(What is expected)
Look through the lines below and extract any with the word "Based".

Items from a figure collection:
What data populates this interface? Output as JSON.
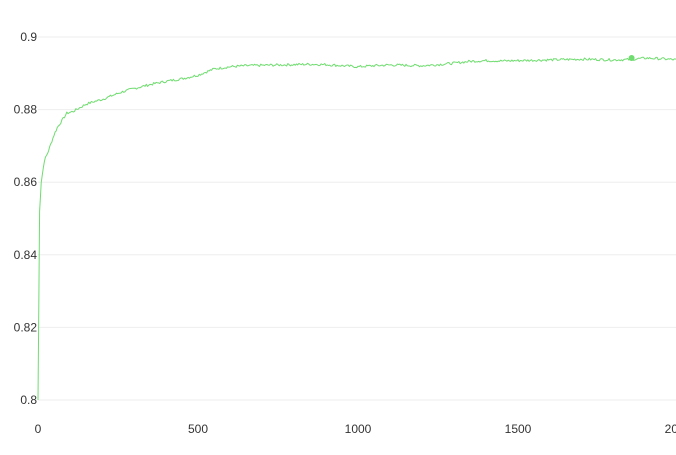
{
  "chart_data": {
    "type": "line",
    "title": "",
    "xlabel": "",
    "ylabel": "",
    "xlim": [
      0,
      2000
    ],
    "ylim": [
      0.8,
      0.9
    ],
    "x_ticks": [
      0,
      500,
      1000,
      1500,
      2000
    ],
    "x_tick_labels": [
      "0",
      "500",
      "1000",
      "1500",
      "2000"
    ],
    "y_ticks": [
      0.8,
      0.82,
      0.84,
      0.86,
      0.88,
      0.9
    ],
    "y_tick_labels": [
      "0.8",
      "0.82",
      "0.84",
      "0.86",
      "0.88",
      "0.9"
    ],
    "grid": true,
    "series": [
      {
        "color": "#6fdc6f",
        "x": [
          0,
          5,
          10,
          20,
          30,
          40,
          50,
          60,
          75,
          90,
          110,
          130,
          150,
          175,
          200,
          230,
          260,
          300,
          350,
          400,
          450,
          500,
          550,
          600,
          650,
          700,
          750,
          800,
          850,
          900,
          950,
          1000,
          1050,
          1100,
          1150,
          1200,
          1250,
          1300,
          1350,
          1400,
          1450,
          1500,
          1550,
          1600,
          1650,
          1700,
          1750,
          1800,
          1850,
          1900,
          1950,
          2000
        ],
        "values": [
          0.8,
          0.852,
          0.86,
          0.866,
          0.868,
          0.8705,
          0.873,
          0.875,
          0.877,
          0.879,
          0.8795,
          0.8805,
          0.8815,
          0.8822,
          0.8828,
          0.8838,
          0.8848,
          0.8858,
          0.8869,
          0.8878,
          0.8885,
          0.8895,
          0.8912,
          0.8918,
          0.8921,
          0.8922,
          0.8923,
          0.8924,
          0.8925,
          0.8924,
          0.8921,
          0.8918,
          0.8921,
          0.8923,
          0.8922,
          0.8921,
          0.8924,
          0.8928,
          0.8933,
          0.8935,
          0.8934,
          0.8935,
          0.8936,
          0.8937,
          0.8938,
          0.8939,
          0.8938,
          0.8937,
          0.8938,
          0.8942,
          0.894,
          0.8937
        ],
        "highlight_point": {
          "x": 1855,
          "y": 0.8942
        }
      }
    ]
  }
}
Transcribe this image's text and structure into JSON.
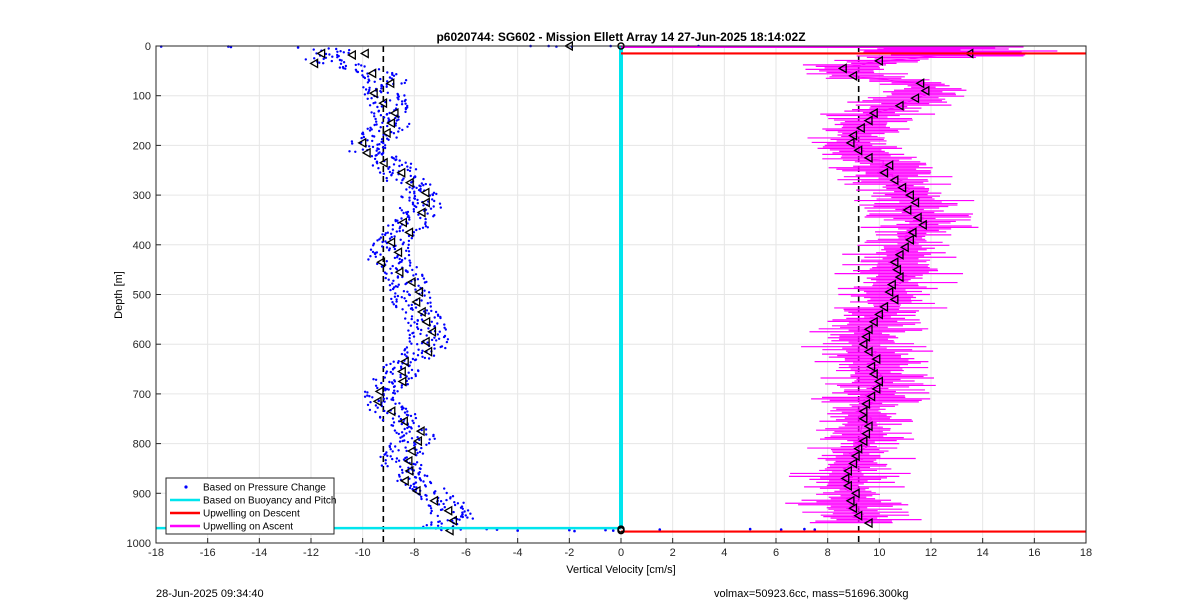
{
  "chart_data": {
    "type": "scatter",
    "title": "p6020744: SG602 - Mission Ellett Array 14 27-Jun-2025 18:14:02Z",
    "xlabel": "Vertical Velocity [cm/s]",
    "ylabel": "Depth [m]",
    "xlim": [
      -18,
      18
    ],
    "ylim": [
      0,
      1000
    ],
    "y_reversed": true,
    "grid": true,
    "xticks": [
      "-18",
      "-16",
      "-14",
      "-12",
      "-10",
      "-8",
      "-6",
      "-4",
      "-2",
      "0",
      "2",
      "4",
      "6",
      "8",
      "10",
      "12",
      "14",
      "16",
      "18"
    ],
    "yticks": [
      "0",
      "100",
      "200",
      "300",
      "400",
      "500",
      "600",
      "700",
      "800",
      "900",
      "1000"
    ],
    "legend_position": "bottom-left",
    "legend": [
      {
        "label": "Based on Pressure Change",
        "color": "#0000ff",
        "style": "dots"
      },
      {
        "label": "Based on Buoyancy and Pitch",
        "color": "#00e5ee",
        "style": "line"
      },
      {
        "label": "Upwelling on Descent",
        "color": "#ff0000",
        "style": "line"
      },
      {
        "label": "Upwelling on Ascent",
        "color": "#ff00ff",
        "style": "line"
      }
    ],
    "reference_lines": {
      "x": [
        -9.2,
        9.2
      ],
      "style": "dashed",
      "color": "#000000"
    },
    "descent_pressure_profile": {
      "color": "#0000ff",
      "depth": [
        10,
        30,
        50,
        70,
        90,
        110,
        130,
        150,
        170,
        190,
        210,
        230,
        250,
        270,
        290,
        310,
        330,
        350,
        370,
        390,
        410,
        430,
        450,
        470,
        490,
        510,
        530,
        550,
        570,
        590,
        610,
        630,
        650,
        670,
        690,
        710,
        730,
        750,
        770,
        790,
        810,
        830,
        850,
        870,
        890,
        910,
        930,
        950,
        970
      ],
      "velocity": [
        -11.2,
        -11.5,
        -9.5,
        -9.0,
        -9.3,
        -9.0,
        -9.1,
        -8.8,
        -9.2,
        -9.6,
        -9.8,
        -9.1,
        -8.6,
        -8.4,
        -7.9,
        -7.6,
        -7.8,
        -8.1,
        -8.3,
        -8.8,
        -8.9,
        -9.0,
        -8.6,
        -8.3,
        -8.2,
        -8.1,
        -7.9,
        -7.7,
        -7.5,
        -7.4,
        -7.6,
        -8.0,
        -8.5,
        -8.8,
        -9.1,
        -9.4,
        -9.0,
        -8.5,
        -8.1,
        -8.0,
        -8.3,
        -8.6,
        -8.4,
        -8.0,
        -7.5,
        -7.0,
        -6.7,
        -6.5,
        -7.0
      ]
    },
    "buoyancy_pitch_profile": {
      "color": "#00e5ee",
      "velocity": 0,
      "depth_range": [
        0,
        970
      ],
      "bottom_line_depth": 970,
      "bottom_line_x": [
        -18,
        0
      ]
    },
    "ascent_upwelling_profile": {
      "color": "#ff00ff",
      "depth": [
        15,
        30,
        45,
        60,
        75,
        90,
        105,
        120,
        135,
        150,
        165,
        180,
        195,
        210,
        225,
        240,
        255,
        270,
        285,
        300,
        315,
        330,
        345,
        360,
        375,
        390,
        405,
        420,
        435,
        450,
        465,
        480,
        495,
        510,
        525,
        540,
        555,
        570,
        585,
        600,
        615,
        630,
        645,
        660,
        675,
        690,
        705,
        720,
        735,
        750,
        765,
        780,
        795,
        810,
        825,
        840,
        855,
        870,
        885,
        900,
        915,
        930,
        945,
        960
      ],
      "velocity": [
        13.5,
        10.0,
        8.6,
        9.0,
        11.6,
        11.8,
        11.4,
        10.8,
        9.8,
        9.6,
        9.3,
        9.0,
        8.9,
        9.2,
        9.6,
        10.4,
        10.2,
        10.6,
        10.9,
        11.2,
        11.4,
        11.1,
        11.5,
        11.7,
        11.3,
        11.2,
        11.0,
        10.8,
        10.6,
        10.7,
        10.8,
        10.5,
        10.4,
        10.6,
        10.2,
        10.0,
        9.8,
        9.6,
        9.5,
        9.4,
        9.6,
        9.9,
        9.7,
        9.8,
        10.0,
        9.9,
        9.7,
        9.5,
        9.4,
        9.4,
        9.6,
        9.5,
        9.4,
        9.2,
        9.1,
        9.0,
        8.8,
        8.7,
        8.8,
        9.1,
        8.9,
        9.0,
        9.2,
        9.6
      ]
    },
    "descent_upwelling_lines": {
      "color": "#ff0000",
      "depths": [
        15,
        977
      ],
      "x": [
        0,
        18
      ]
    },
    "ascent_top_line": {
      "color": "#ff00ff",
      "depth": 0,
      "x": [
        0,
        13.0
      ]
    }
  },
  "footer": {
    "timestamp": "28-Jun-2025 09:34:40",
    "stats": "volmax=50923.6cc, mass=51696.300kg"
  }
}
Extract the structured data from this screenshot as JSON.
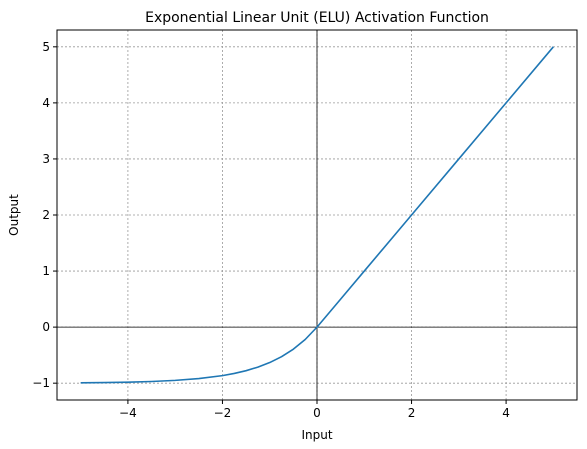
{
  "chart_data": {
    "type": "line",
    "title": "Exponential Linear Unit (ELU) Activation Function",
    "xlabel": "Input",
    "ylabel": "Output",
    "xlim": [
      -5.5,
      5.5
    ],
    "ylim": [
      -1.3,
      5.3
    ],
    "xticks": [
      -4,
      -2,
      0,
      2,
      4
    ],
    "xtick_labels": [
      "−4",
      "−2",
      "0",
      "2",
      "4"
    ],
    "yticks": [
      -1,
      0,
      1,
      2,
      3,
      4,
      5
    ],
    "ytick_labels": [
      "−1",
      "0",
      "1",
      "2",
      "3",
      "4",
      "5"
    ],
    "grid": true,
    "reference_lines": {
      "horizontal_at": 0,
      "vertical_at": 0
    },
    "series": [
      {
        "color": "#1f77b4",
        "x": [
          -5,
          -4.5,
          -4,
          -3.5,
          -3,
          -2.5,
          -2,
          -1.75,
          -1.5,
          -1.25,
          -1,
          -0.75,
          -0.5,
          -0.25,
          0,
          0.5,
          1,
          2,
          3,
          4,
          5
        ],
        "y": [
          -0.993,
          -0.989,
          -0.982,
          -0.97,
          -0.95,
          -0.918,
          -0.865,
          -0.826,
          -0.777,
          -0.713,
          -0.632,
          -0.528,
          -0.393,
          -0.221,
          0,
          0.5,
          1,
          2,
          3,
          4,
          5
        ]
      }
    ]
  }
}
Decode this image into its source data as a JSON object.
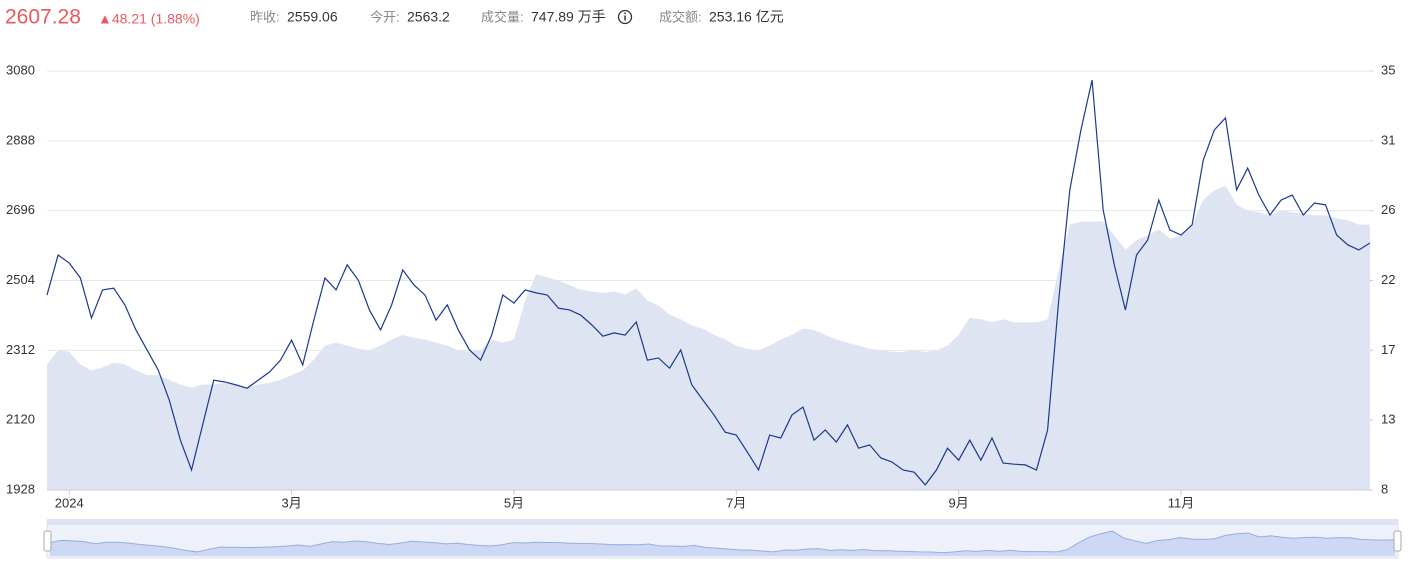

(Worked answer)
        "label": "Based on Pressure Change",
        "label": "Based on Buoyancy and Pitch",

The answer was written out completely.